-- START OF Exercise data --
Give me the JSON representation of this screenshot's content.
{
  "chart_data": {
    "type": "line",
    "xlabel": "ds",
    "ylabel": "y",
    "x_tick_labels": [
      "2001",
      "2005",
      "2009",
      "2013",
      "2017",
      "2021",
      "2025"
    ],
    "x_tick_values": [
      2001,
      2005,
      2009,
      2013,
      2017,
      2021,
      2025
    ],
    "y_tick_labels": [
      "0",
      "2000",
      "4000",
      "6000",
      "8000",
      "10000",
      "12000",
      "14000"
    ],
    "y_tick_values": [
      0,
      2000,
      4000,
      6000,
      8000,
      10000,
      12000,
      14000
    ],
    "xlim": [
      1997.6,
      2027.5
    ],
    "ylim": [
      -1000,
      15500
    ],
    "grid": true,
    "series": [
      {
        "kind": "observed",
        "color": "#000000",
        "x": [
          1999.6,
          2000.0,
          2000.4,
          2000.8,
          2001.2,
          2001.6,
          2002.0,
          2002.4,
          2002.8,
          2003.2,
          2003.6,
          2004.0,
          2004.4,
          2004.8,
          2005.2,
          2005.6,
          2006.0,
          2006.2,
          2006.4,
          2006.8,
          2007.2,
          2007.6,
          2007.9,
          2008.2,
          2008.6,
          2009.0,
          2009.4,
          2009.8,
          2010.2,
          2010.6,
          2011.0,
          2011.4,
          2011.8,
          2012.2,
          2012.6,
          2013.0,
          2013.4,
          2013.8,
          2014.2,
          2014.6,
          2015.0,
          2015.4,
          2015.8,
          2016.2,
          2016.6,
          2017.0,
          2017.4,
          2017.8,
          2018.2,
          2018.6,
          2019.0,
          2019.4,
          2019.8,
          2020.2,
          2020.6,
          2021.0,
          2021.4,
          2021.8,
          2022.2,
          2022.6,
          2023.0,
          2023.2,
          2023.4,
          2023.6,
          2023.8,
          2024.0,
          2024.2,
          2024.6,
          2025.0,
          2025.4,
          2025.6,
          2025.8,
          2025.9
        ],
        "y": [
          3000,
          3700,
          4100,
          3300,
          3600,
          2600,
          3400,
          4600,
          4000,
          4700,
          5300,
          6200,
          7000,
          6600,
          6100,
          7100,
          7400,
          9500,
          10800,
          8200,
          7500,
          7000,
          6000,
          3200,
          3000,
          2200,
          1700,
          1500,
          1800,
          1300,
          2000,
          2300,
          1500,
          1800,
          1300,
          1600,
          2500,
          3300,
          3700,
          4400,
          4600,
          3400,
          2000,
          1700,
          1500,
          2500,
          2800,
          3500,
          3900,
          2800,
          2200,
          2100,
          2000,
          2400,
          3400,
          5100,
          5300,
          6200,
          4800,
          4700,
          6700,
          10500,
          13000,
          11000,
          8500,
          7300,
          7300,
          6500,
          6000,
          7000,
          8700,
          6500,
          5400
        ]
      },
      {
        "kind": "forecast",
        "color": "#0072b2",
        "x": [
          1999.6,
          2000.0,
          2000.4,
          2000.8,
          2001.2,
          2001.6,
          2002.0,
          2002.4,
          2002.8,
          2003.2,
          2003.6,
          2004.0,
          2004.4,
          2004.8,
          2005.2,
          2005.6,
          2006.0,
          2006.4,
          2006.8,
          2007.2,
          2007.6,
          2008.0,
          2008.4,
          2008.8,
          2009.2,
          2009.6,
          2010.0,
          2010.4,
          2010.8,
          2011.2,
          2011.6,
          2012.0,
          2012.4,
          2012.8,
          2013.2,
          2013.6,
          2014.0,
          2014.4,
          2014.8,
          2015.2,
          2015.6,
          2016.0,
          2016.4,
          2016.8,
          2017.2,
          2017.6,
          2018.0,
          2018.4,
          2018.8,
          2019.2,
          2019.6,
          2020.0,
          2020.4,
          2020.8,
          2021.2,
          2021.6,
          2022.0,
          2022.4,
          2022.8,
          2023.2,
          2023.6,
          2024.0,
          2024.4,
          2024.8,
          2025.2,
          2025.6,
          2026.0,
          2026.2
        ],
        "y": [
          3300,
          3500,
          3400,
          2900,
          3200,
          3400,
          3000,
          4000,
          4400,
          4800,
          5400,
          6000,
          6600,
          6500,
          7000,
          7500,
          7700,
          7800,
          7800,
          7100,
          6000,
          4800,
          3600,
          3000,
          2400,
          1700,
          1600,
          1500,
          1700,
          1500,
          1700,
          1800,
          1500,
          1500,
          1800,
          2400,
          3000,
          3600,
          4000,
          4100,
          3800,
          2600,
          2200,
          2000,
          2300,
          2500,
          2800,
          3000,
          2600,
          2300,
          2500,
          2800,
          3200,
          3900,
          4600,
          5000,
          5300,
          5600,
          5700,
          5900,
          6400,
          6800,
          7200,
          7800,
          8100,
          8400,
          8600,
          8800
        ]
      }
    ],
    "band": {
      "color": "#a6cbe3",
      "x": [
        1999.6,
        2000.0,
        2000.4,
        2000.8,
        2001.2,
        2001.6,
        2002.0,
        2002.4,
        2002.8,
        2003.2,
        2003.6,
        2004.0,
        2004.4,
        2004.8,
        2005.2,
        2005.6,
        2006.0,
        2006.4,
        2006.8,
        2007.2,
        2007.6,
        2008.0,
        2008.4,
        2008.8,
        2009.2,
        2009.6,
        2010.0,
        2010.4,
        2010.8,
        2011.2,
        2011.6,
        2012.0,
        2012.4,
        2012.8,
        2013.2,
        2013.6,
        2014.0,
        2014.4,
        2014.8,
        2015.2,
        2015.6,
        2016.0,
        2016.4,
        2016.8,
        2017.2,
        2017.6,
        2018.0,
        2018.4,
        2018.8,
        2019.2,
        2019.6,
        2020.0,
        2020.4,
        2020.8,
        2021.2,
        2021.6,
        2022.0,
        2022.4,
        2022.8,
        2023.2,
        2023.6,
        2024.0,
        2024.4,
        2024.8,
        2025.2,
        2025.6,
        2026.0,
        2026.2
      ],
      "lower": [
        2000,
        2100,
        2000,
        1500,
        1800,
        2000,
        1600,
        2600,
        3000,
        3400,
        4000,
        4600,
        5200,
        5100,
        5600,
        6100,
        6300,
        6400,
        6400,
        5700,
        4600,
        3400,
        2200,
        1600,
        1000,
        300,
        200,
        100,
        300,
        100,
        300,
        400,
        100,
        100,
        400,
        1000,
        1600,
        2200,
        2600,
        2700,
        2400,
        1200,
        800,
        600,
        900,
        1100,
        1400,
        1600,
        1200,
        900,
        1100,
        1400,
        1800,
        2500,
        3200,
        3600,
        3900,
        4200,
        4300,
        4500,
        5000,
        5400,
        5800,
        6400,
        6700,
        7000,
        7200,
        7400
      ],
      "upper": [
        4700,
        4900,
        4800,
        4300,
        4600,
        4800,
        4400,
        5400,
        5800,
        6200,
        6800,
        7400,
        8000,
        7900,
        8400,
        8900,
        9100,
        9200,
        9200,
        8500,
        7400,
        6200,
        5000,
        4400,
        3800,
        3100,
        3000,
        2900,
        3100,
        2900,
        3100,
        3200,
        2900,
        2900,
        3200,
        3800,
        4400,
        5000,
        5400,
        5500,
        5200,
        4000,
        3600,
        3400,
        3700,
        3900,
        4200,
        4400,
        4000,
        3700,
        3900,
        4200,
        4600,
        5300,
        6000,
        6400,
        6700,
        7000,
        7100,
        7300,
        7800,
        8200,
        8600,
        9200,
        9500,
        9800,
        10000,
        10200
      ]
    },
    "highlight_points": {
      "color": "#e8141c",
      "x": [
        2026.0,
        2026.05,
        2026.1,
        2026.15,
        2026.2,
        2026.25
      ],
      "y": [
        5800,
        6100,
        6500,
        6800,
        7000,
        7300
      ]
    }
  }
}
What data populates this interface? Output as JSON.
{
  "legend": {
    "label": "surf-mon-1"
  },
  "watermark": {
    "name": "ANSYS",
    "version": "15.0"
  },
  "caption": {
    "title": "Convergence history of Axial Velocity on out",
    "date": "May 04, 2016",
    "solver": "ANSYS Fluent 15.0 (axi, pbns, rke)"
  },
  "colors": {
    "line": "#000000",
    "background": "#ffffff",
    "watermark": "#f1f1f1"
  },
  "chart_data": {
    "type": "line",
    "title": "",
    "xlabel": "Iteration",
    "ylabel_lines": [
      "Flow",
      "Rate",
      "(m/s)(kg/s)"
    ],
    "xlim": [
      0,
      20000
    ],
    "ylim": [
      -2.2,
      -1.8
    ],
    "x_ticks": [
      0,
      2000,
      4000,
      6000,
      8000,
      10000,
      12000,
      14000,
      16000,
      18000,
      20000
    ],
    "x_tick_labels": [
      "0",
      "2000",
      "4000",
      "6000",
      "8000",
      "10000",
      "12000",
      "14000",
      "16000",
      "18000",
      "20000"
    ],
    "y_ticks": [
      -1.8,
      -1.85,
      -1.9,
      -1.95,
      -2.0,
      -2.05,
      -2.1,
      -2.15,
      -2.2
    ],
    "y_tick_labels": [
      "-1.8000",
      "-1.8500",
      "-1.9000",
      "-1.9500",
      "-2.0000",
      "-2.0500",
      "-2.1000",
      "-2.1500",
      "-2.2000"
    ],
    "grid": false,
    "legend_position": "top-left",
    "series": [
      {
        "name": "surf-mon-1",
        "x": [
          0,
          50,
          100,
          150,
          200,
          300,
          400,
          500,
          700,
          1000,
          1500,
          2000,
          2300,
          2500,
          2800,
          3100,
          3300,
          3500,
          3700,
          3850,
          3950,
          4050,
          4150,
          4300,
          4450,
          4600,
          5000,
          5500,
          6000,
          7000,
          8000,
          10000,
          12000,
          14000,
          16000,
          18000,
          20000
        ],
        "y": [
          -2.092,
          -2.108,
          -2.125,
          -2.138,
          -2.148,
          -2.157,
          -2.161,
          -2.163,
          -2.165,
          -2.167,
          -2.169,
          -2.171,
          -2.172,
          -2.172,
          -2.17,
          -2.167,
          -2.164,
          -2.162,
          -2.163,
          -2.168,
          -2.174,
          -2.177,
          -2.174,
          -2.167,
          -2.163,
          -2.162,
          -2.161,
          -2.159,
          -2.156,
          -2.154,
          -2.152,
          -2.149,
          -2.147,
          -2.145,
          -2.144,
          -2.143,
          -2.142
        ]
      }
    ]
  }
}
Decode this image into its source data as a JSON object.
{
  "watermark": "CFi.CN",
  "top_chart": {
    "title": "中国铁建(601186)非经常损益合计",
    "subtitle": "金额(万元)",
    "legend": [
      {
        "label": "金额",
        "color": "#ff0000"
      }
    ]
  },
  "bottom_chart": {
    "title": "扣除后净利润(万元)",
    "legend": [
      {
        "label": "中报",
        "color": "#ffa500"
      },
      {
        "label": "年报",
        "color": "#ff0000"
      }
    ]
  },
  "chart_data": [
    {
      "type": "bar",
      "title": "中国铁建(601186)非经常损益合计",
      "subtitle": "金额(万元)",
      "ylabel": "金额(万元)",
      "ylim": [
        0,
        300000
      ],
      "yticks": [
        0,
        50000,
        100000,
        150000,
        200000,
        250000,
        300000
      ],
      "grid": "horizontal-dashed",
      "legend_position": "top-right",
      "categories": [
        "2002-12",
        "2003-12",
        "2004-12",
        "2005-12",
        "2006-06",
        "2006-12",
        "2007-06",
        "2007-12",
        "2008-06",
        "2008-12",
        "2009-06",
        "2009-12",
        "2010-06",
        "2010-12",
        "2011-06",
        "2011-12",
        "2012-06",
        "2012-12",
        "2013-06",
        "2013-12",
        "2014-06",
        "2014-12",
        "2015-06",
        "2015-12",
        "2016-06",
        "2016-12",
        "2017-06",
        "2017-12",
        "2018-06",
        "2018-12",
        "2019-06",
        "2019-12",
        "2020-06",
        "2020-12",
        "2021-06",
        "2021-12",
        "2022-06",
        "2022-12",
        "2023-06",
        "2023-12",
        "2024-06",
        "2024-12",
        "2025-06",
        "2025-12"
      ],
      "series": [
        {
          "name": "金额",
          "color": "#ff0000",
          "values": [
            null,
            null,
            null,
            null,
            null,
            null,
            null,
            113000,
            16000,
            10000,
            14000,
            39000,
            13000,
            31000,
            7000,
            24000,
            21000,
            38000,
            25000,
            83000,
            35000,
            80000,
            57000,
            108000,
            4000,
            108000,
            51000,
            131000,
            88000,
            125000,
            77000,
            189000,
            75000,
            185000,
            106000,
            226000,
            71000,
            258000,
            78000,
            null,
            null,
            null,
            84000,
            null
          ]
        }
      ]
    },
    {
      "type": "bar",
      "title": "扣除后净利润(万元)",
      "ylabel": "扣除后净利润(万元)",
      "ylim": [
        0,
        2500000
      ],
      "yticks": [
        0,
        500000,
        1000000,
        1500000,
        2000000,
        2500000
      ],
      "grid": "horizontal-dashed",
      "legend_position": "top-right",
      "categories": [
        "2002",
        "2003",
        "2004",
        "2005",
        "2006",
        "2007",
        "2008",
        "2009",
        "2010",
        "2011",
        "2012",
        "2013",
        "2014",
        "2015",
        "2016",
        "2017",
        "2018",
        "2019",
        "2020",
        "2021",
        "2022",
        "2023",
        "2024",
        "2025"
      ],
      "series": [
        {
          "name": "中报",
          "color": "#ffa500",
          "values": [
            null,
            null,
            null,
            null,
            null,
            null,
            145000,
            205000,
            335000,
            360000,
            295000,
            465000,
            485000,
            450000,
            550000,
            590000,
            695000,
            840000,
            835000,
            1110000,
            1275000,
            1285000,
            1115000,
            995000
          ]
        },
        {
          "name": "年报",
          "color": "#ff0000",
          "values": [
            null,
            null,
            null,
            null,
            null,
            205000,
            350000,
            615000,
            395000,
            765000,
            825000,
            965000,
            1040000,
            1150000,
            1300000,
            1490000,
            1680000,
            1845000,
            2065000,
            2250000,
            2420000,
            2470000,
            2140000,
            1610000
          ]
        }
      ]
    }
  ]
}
-- END OF Exercise data --
Direction — In the entries above, count each line holding "中国铁建" and report the total and nothing more.

Solution to the exercise — 2